Stored data
--- --- ---

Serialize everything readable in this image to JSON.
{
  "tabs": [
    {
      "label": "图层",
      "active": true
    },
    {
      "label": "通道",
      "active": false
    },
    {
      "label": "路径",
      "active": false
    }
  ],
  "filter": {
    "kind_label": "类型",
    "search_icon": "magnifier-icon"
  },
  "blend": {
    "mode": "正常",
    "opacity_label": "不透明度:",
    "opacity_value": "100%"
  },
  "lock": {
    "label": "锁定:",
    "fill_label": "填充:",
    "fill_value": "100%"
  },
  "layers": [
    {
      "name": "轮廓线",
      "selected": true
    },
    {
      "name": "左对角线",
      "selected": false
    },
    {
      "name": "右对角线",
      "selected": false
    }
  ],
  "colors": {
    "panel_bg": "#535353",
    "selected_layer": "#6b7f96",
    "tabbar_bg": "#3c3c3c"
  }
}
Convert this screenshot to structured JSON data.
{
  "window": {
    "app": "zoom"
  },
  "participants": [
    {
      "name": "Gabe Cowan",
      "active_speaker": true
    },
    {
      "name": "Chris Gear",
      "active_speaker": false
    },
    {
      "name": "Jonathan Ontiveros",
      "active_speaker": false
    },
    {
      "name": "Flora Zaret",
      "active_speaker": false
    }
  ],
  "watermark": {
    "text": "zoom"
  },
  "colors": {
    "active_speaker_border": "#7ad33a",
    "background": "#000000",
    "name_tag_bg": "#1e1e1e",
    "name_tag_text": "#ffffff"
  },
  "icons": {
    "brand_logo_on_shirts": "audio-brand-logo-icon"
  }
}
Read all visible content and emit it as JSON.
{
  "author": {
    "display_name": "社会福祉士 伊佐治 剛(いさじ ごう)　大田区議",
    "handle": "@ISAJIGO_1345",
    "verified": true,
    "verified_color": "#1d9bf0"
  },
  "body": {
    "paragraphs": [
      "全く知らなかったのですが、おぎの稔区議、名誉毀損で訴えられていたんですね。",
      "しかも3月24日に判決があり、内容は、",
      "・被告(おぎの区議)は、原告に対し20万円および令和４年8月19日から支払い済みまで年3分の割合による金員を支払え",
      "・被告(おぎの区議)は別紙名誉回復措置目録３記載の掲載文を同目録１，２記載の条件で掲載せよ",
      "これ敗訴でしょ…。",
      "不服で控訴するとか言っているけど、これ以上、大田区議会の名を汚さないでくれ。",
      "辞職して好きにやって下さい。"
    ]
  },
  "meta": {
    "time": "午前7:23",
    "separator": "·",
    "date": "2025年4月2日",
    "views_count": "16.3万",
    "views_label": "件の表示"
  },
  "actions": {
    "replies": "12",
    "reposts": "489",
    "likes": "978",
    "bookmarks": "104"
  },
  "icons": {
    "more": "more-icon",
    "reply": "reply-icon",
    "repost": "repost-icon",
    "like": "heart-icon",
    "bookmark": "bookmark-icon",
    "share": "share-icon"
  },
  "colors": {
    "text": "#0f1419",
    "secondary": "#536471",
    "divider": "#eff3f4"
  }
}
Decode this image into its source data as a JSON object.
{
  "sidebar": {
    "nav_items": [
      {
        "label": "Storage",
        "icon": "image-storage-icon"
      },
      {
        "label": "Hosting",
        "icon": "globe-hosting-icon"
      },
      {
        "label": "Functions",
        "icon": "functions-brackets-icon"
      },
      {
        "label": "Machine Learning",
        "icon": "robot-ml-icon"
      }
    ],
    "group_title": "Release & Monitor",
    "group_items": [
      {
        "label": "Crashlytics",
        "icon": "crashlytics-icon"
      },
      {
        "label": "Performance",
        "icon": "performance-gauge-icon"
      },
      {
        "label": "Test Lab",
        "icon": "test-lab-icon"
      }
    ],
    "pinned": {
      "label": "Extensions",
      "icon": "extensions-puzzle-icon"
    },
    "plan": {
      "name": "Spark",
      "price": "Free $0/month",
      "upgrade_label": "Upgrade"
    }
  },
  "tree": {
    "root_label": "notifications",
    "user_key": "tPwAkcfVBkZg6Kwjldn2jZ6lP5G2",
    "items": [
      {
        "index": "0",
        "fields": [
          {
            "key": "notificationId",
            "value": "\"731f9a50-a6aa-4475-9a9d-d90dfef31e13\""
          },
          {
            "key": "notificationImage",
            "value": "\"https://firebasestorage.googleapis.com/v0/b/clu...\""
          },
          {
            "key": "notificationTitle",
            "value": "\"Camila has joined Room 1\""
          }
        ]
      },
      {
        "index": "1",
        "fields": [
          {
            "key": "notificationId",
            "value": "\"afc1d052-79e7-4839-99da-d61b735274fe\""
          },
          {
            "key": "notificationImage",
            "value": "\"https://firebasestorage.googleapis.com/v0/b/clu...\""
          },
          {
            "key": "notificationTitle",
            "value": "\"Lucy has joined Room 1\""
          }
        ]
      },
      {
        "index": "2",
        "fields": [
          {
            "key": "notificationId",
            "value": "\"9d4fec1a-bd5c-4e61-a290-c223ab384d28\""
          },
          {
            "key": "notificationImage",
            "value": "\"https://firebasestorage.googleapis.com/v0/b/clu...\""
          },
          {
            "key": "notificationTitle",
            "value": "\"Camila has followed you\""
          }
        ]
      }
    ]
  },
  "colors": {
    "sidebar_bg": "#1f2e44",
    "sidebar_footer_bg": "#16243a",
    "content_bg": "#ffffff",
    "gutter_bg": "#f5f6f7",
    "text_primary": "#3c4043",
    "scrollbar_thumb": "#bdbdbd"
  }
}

--- --- ---

→ **TASK STATEMENT**: Set down all of the entries exactly, please.

→ **ANSWER FOR THE TASK**:
Serialize everything readable in this image to JSON.
{
  "tabs": [
    {
      "label": "图层",
      "active": true
    },
    {
      "label": "通道",
      "active": false
    },
    {
      "label": "路径",
      "active": false
    }
  ],
  "filter": {
    "kind_label": "类型",
    "search_icon": "magnifier-icon"
  },
  "blend": {
    "mode": "正常",
    "opacity_label": "不透明度:",
    "opacity_value": "100%"
  },
  "lock": {
    "label": "锁定:",
    "fill_label": "填充:",
    "fill_value": "100%"
  },
  "layers": [
    {
      "name": "轮廓线",
      "selected": true
    },
    {
      "name": "左对角线",
      "selected": false
    },
    {
      "name": "右对角线",
      "selected": false
    }
  ],
  "colors": {
    "panel_bg": "#535353",
    "selected_layer": "#6b7f96",
    "tabbar_bg": "#3c3c3c"
  }
}
Convert this screenshot to structured JSON data.
{
  "window": {
    "app": "zoom"
  },
  "participants": [
    {
      "name": "Gabe Cowan",
      "active_speaker": true
    },
    {
      "name": "Chris Gear",
      "active_speaker": false
    },
    {
      "name": "Jonathan Ontiveros",
      "active_speaker": false
    },
    {
      "name": "Flora Zaret",
      "active_speaker": false
    }
  ],
  "watermark": {
    "text": "zoom"
  },
  "colors": {
    "active_speaker_border": "#7ad33a",
    "background": "#000000",
    "name_tag_bg": "#1e1e1e",
    "name_tag_text": "#ffffff"
  },
  "icons": {
    "brand_logo_on_shirts": "audio-brand-logo-icon"
  }
}
Read all visible content and emit it as JSON.
{
  "author": {
    "display_name": "社会福祉士 伊佐治 剛(いさじ ごう)　大田区議",
    "handle": "@ISAJIGO_1345",
    "verified": true,
    "verified_color": "#1d9bf0"
  },
  "body": {
    "paragraphs": [
      "全く知らなかったのですが、おぎの稔区議、名誉毀損で訴えられていたんですね。",
      "しかも3月24日に判決があり、内容は、",
      "・被告(おぎの区議)は、原告に対し20万円および令和４年8月19日から支払い済みまで年3分の割合による金員を支払え",
      "・被告(おぎの区議)は別紙名誉回復措置目録３記載の掲載文を同目録１，２記載の条件で掲載せよ",
      "これ敗訴でしょ…。",
      "不服で控訴するとか言っているけど、これ以上、大田区議会の名を汚さないでくれ。",
      "辞職して好きにやって下さい。"
    ]
  },
  "meta": {
    "time": "午前7:23",
    "separator": "·",
    "date": "2025年4月2日",
    "views_count": "16.3万",
    "views_label": "件の表示"
  },
  "actions": {
    "replies": "12",
    "reposts": "489",
    "likes": "978",
    "bookmarks": "104"
  },
  "icons": {
    "more": "more-icon",
    "reply": "reply-icon",
    "repost": "repost-icon",
    "like": "heart-icon",
    "bookmark": "bookmark-icon",
    "share": "share-icon"
  },
  "colors": {
    "text": "#0f1419",
    "secondary": "#536471",
    "divider": "#eff3f4"
  }
}
Decode this image into its source data as a JSON object.
{
  "sidebar": {
    "nav_items": [
      {
        "label": "Storage",
        "icon": "image-storage-icon"
      },
      {
        "label": "Hosting",
        "icon": "globe-hosting-icon"
      },
      {
        "label": "Functions",
        "icon": "functions-brackets-icon"
      },
      {
        "label": "Machine Learning",
        "icon": "robot-ml-icon"
      }
    ],
    "group_title": "Release & Monitor",
    "group_items": [
      {
        "label": "Crashlytics",
        "icon": "crashlytics-icon"
      },
      {
        "label": "Performance",
        "icon": "performance-gauge-icon"
      },
      {
        "label": "Test Lab",
        "icon": "test-lab-icon"
      }
    ],
    "pinned": {
      "label": "Extensions",
      "icon": "extensions-puzzle-icon"
    },
    "plan": {
      "name": "Spark",
      "price": "Free $0/month",
      "upgrade_label": "Upgrade"
    }
  },
  "tree": {
    "root_label": "notifications",
    "user_key": "tPwAkcfVBkZg6Kwjldn2jZ6lP5G2",
    "items": [
      {
        "index": "0",
        "fields": [
          {
            "key": "notificationId",
            "value": "\"731f9a50-a6aa-4475-9a9d-d90dfef31e13\""
          },
          {
            "key": "notificationImage",
            "value": "\"https://firebasestorage.googleapis.com/v0/b/clu...\""
          },
          {
            "key": "notificationTitle",
            "value": "\"Camila has joined Room 1\""
          }
        ]
      },
      {
        "index": "1",
        "fields": [
          {
            "key": "notificationId",
            "value": "\"afc1d052-79e7-4839-99da-d61b735274fe\""
          },
          {
            "key": "notificationImage",
            "value": "\"https://firebasestorage.googleapis.com/v0/b/clu...\""
          },
          {
            "key": "notificationTitle",
            "value": "\"Lucy has joined Room 1\""
          }
        ]
      },
      {
        "index": "2",
        "fields": [
          {
            "key": "notificationId",
            "value": "\"9d4fec1a-bd5c-4e61-a290-c223ab384d28\""
          },
          {
            "key": "notificationImage",
            "value": "\"https://firebasestorage.googleapis.com/v0/b/clu...\""
          },
          {
            "key": "notificationTitle",
            "value": "\"Camila has followed you\""
          }
        ]
      }
    ]
  },
  "colors": {
    "sidebar_bg": "#1f2e44",
    "sidebar_footer_bg": "#16243a",
    "content_bg": "#ffffff",
    "gutter_bg": "#f5f6f7",
    "text_primary": "#3c4043",
    "scrollbar_thumb": "#bdbdbd"
  }
}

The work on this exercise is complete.